Which lines hold the word "District"? Copy each of them.
╭──
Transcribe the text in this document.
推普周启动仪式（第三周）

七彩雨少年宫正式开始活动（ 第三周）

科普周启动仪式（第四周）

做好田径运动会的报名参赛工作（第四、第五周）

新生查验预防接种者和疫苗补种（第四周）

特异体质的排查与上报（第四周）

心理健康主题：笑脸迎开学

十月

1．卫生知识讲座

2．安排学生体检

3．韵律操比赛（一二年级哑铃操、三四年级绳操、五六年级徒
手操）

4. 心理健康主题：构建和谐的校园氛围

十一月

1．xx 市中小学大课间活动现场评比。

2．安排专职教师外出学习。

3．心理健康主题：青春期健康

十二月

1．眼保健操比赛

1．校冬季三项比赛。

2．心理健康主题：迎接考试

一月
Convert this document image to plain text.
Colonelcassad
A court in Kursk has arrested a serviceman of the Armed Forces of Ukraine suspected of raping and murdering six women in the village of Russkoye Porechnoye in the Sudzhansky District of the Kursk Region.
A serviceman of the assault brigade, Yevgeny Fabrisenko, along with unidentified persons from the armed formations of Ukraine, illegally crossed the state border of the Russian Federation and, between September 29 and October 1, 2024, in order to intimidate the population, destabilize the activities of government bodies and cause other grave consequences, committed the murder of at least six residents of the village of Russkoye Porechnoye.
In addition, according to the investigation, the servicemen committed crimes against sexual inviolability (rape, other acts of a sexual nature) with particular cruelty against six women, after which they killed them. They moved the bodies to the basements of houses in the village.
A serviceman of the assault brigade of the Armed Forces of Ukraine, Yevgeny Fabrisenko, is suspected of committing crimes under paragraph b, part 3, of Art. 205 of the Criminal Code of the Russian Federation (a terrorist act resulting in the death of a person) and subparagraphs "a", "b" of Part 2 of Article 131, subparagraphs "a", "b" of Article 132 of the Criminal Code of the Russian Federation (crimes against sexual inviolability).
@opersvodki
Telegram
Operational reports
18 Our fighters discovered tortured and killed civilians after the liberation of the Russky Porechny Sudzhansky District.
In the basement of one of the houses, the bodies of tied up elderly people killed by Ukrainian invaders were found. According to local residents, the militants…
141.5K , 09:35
╰──
Task solution:
A court in Kursk has arrested a serviceman of the Armed Forces of Ukraine suspected of raping and murdering six women in the village of Russkoye Porechnoye in the Sudzhansky District of the Kursk Region.
18 Our fighters discovered tortured and killed civilians after the liberation of the Russky Porechny Sudzhansky District.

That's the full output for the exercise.